In the entries, find all lines that hold the word "bottom" and copy them.
* * *
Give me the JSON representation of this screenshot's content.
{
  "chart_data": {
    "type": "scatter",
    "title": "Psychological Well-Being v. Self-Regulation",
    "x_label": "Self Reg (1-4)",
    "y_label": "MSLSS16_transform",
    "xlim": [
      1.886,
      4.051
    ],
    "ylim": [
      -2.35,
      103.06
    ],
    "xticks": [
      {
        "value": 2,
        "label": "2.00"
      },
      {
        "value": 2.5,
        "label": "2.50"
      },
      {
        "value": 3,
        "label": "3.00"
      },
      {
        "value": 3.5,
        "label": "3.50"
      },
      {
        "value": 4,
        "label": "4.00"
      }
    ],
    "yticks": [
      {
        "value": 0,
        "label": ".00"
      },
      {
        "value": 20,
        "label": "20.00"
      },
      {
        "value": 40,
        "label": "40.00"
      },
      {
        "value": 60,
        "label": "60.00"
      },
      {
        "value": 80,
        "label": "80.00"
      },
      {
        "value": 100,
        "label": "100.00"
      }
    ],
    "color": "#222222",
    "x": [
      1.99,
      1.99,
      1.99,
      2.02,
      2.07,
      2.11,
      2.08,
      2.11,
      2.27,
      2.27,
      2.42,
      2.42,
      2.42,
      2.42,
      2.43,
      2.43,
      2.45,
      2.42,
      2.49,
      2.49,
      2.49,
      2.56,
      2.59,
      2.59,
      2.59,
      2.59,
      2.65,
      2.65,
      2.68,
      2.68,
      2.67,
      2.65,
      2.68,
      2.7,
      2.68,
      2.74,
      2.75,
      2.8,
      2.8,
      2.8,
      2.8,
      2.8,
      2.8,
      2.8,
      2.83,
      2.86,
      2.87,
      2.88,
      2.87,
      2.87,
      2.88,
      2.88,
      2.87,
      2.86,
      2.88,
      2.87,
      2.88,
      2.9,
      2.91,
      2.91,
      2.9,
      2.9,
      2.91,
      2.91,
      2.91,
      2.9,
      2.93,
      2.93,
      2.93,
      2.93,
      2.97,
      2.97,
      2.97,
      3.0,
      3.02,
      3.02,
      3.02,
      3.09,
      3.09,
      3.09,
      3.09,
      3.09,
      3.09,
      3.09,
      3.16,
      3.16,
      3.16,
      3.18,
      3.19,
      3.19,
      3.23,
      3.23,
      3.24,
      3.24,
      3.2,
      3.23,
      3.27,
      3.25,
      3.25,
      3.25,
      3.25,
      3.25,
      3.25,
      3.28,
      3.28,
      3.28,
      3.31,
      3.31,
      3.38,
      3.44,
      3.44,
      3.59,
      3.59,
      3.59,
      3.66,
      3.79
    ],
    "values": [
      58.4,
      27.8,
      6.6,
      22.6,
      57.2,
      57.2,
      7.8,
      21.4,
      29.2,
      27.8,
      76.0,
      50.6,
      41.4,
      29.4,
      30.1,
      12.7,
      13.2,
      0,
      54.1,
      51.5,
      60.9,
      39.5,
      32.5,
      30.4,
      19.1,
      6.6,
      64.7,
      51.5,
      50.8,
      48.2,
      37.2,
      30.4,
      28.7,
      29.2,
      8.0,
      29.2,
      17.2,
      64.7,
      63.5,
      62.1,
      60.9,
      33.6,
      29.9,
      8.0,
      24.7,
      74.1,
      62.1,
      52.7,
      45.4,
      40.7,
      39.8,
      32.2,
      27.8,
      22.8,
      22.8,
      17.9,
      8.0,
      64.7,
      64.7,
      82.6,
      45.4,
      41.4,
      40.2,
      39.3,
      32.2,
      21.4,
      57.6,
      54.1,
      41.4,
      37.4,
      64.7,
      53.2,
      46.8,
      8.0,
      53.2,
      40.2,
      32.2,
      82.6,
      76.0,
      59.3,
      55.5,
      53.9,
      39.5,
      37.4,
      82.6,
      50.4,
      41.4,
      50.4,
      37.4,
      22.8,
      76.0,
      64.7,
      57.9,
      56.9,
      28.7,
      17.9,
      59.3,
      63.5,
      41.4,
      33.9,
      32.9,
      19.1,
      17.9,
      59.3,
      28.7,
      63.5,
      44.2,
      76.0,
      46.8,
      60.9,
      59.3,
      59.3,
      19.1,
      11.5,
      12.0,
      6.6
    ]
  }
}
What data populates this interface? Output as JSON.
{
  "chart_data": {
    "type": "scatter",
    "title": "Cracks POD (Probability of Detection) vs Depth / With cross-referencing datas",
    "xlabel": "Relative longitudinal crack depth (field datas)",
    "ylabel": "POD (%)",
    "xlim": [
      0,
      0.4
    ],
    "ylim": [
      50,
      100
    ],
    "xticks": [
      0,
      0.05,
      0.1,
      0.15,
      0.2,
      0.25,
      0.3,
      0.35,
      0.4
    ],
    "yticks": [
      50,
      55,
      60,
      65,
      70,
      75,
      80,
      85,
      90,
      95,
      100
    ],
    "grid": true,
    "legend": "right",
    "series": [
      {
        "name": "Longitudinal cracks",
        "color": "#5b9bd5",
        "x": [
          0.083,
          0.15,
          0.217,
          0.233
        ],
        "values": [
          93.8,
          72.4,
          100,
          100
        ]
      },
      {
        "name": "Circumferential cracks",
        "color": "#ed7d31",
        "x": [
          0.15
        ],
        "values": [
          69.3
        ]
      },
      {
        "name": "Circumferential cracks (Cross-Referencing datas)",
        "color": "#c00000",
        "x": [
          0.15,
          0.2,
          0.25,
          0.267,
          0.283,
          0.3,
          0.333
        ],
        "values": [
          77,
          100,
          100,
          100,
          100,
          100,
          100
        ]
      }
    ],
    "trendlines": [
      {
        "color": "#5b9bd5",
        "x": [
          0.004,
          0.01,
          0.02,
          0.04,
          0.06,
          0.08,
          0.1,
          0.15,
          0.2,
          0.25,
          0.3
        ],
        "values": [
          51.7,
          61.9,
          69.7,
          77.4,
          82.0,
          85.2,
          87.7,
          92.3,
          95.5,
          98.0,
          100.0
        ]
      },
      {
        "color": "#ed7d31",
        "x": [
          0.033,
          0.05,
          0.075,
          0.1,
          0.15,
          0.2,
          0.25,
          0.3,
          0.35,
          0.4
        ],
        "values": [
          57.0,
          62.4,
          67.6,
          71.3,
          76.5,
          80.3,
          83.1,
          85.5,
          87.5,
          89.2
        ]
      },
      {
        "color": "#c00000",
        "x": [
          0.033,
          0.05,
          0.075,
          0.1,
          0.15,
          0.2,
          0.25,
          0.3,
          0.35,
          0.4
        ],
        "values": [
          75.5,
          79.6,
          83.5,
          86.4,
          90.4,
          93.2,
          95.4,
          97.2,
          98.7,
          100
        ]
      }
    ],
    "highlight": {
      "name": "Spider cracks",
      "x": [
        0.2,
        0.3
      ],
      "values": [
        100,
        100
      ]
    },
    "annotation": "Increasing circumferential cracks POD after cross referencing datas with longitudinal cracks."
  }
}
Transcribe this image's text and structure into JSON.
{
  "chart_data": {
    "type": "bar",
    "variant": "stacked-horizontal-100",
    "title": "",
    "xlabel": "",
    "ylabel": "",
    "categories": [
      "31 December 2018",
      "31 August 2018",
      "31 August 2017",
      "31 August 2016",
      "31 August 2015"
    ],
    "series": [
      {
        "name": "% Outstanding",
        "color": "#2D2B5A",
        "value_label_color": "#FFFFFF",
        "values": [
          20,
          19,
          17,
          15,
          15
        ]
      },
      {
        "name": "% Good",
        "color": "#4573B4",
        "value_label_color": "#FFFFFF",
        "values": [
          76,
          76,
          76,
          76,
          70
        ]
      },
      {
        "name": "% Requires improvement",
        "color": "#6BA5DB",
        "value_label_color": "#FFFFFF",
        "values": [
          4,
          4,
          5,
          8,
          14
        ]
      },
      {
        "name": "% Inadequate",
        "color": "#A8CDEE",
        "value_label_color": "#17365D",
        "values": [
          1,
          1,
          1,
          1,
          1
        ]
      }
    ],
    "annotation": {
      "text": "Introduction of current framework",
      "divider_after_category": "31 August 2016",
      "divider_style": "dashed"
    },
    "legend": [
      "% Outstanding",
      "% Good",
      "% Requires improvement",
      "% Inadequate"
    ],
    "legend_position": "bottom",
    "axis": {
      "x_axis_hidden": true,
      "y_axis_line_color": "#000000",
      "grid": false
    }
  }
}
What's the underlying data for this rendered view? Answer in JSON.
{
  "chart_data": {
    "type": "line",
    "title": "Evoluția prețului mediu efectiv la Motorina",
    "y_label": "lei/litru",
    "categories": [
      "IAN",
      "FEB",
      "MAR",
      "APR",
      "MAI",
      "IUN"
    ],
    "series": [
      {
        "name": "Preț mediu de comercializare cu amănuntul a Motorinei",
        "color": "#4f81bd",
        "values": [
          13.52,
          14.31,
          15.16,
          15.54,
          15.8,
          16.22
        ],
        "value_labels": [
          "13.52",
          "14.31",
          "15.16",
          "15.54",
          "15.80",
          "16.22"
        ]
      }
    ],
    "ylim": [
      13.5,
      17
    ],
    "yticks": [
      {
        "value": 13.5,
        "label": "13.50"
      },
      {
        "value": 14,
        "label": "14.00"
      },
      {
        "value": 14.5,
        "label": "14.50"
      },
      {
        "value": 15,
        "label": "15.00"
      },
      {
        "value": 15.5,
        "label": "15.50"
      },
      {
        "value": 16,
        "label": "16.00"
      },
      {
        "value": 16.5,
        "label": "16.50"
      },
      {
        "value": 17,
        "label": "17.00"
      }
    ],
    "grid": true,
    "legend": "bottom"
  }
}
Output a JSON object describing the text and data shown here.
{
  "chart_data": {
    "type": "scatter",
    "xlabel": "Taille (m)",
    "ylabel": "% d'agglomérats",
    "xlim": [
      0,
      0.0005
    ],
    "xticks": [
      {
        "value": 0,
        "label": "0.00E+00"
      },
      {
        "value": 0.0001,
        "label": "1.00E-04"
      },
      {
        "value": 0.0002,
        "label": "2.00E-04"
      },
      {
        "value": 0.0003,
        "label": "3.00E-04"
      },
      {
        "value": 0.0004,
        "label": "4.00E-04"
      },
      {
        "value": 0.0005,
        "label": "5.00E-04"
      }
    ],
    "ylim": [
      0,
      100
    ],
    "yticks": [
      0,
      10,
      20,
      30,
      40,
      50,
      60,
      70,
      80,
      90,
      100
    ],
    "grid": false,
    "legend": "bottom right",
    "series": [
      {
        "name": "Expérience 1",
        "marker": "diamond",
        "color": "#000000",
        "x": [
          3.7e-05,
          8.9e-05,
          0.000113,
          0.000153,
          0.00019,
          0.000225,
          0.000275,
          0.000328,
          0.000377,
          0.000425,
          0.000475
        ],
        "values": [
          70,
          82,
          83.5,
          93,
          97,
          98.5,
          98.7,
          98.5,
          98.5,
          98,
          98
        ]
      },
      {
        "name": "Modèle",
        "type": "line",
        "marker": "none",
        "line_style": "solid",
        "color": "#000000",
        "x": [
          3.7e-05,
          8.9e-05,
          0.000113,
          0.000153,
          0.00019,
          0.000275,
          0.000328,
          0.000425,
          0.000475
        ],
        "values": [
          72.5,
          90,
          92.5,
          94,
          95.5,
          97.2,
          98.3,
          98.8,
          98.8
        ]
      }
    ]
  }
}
* * *
_Complete response_
    "legend_position": "bottom",
    "legend": "bottom"
    "legend": "bottom right",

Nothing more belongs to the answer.